BEGIN Record list

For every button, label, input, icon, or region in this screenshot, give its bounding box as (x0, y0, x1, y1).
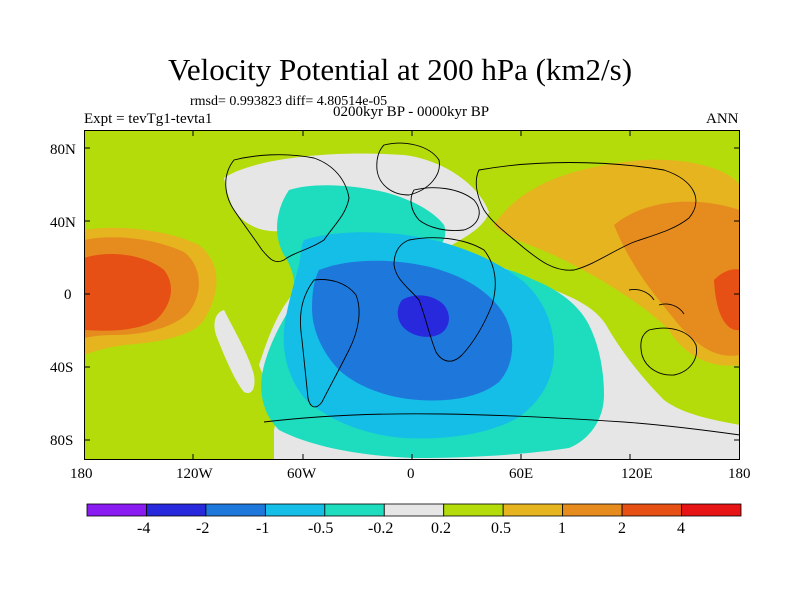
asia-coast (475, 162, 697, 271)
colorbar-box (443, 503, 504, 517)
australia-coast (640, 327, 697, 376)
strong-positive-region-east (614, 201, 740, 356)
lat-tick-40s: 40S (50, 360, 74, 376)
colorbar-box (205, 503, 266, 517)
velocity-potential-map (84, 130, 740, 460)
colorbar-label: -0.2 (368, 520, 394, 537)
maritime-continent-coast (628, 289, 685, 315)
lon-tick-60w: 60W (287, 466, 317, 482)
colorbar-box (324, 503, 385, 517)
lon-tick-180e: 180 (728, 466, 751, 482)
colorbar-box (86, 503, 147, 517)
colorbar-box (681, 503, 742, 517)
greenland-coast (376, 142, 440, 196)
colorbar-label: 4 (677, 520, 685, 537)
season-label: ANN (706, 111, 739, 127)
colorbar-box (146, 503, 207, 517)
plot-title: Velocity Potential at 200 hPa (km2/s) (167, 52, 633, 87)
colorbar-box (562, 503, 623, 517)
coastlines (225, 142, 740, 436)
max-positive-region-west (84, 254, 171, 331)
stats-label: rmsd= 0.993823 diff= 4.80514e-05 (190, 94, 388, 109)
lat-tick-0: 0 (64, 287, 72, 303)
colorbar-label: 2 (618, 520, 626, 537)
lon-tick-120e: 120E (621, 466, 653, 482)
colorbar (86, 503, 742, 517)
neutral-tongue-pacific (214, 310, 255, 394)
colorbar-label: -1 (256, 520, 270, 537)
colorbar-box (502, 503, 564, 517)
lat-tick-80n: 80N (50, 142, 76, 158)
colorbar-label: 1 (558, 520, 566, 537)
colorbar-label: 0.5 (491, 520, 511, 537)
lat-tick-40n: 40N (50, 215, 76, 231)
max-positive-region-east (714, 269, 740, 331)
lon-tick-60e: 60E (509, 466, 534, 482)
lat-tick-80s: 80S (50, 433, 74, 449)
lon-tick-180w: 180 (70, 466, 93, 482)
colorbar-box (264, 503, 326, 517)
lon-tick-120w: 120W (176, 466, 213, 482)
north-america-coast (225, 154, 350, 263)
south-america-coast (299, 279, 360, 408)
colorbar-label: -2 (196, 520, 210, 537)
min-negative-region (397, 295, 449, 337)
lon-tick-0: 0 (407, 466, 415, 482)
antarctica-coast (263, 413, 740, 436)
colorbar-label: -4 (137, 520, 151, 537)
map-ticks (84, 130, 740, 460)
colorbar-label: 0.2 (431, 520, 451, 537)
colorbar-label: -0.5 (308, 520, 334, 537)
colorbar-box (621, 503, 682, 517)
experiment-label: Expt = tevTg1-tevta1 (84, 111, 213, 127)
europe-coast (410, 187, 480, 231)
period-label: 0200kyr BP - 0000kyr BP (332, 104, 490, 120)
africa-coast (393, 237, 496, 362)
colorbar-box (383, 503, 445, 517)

END Record list
BEGIN Record list

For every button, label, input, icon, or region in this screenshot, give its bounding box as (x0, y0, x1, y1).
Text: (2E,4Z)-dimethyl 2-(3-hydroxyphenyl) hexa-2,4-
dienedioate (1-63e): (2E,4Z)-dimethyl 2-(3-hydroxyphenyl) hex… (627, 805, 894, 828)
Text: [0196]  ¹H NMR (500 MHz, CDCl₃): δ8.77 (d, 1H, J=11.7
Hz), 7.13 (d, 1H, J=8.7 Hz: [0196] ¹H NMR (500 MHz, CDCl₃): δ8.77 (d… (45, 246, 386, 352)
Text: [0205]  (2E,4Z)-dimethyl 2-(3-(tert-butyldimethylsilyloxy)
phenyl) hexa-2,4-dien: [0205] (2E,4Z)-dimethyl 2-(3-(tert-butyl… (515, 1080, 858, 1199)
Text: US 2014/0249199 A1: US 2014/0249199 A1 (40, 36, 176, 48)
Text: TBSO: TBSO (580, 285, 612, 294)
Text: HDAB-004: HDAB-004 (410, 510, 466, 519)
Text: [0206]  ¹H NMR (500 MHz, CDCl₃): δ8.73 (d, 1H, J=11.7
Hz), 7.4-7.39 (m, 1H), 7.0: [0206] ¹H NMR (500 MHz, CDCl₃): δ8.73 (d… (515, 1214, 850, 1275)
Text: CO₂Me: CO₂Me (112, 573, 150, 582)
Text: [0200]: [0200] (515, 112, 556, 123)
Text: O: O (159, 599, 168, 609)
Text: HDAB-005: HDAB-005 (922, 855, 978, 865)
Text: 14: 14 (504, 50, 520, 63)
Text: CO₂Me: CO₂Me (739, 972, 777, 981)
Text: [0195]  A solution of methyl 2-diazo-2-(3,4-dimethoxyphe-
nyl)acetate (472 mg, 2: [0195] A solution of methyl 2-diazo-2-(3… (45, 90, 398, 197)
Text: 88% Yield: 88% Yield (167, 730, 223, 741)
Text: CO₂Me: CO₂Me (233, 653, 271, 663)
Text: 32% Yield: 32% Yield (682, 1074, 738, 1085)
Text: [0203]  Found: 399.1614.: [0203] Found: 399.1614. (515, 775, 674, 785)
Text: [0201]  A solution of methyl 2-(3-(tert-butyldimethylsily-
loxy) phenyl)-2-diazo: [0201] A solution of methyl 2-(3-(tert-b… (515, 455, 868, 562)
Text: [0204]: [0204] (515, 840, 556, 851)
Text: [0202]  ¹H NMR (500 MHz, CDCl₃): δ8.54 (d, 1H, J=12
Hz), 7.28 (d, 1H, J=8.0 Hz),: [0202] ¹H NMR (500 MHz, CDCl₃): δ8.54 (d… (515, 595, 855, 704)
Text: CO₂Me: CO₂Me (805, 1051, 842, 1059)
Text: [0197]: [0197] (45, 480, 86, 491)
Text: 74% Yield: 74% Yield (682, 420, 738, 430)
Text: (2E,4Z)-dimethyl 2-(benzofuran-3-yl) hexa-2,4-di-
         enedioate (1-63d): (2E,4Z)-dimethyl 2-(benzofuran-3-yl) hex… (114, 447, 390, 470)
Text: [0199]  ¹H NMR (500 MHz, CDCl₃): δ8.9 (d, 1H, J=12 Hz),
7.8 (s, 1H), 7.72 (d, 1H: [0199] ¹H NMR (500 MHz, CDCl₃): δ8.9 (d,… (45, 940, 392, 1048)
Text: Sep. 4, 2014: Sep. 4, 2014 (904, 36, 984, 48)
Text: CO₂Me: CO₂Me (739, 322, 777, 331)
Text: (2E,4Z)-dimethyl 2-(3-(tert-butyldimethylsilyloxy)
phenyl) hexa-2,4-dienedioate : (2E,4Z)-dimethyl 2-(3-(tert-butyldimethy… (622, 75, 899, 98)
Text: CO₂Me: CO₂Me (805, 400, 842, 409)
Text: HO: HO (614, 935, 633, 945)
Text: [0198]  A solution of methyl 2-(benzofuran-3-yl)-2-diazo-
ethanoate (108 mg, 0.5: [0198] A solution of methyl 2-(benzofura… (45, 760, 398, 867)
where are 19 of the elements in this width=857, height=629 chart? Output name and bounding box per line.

END Record list
BEGIN Record list

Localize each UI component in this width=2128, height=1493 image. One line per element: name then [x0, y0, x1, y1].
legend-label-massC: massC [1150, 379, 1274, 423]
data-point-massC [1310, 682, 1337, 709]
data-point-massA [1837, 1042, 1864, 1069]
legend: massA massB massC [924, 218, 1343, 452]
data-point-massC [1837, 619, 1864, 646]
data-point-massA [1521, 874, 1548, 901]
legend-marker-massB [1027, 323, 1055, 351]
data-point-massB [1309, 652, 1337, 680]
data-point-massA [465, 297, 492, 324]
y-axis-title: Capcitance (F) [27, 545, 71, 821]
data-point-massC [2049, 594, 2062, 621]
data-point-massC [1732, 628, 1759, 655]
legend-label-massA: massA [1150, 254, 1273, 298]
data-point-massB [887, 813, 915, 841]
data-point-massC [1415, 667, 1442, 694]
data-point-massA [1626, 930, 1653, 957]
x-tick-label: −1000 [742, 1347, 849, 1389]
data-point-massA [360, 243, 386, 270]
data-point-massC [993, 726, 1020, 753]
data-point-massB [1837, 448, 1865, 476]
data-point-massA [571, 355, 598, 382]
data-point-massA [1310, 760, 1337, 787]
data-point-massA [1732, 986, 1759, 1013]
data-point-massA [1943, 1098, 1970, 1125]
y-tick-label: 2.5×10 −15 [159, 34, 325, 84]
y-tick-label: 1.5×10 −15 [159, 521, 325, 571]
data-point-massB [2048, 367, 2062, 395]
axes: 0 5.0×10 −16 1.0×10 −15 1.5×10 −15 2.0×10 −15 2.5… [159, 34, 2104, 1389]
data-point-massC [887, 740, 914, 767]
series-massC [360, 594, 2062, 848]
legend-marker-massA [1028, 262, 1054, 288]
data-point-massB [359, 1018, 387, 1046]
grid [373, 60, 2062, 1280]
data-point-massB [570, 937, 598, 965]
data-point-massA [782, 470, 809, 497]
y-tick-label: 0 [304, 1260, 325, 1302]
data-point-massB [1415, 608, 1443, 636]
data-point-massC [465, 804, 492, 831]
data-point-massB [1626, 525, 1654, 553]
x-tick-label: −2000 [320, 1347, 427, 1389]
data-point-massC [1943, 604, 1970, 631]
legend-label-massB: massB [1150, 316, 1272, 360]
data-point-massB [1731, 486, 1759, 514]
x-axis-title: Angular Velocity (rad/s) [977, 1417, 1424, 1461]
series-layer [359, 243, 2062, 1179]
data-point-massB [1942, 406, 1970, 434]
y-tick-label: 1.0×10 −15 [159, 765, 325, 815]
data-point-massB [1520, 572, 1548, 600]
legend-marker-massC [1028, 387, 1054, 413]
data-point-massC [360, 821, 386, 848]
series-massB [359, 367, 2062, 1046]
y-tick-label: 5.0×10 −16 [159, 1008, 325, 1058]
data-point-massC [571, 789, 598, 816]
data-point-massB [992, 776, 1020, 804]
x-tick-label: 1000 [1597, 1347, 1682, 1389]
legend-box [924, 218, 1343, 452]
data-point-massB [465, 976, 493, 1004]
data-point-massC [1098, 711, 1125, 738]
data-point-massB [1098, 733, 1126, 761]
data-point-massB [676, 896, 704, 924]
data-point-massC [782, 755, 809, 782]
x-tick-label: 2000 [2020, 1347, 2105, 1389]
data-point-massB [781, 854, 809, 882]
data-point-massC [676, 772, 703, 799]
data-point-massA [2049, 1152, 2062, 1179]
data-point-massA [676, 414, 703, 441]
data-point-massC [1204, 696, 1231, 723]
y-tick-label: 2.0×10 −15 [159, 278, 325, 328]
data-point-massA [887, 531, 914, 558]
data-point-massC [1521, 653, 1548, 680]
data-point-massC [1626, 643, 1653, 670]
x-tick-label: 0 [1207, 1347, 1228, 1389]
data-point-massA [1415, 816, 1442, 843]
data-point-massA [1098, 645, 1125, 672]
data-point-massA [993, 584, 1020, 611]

END Record list

- _Task_: Gather every line above that contains the string "HDAB", and treat uppercase and lowercase as different.

- _Correct result_:
Text: HDAB-004: HDAB-004 (410, 510, 466, 519)
Text: HDAB-005: HDAB-005 (922, 855, 978, 865)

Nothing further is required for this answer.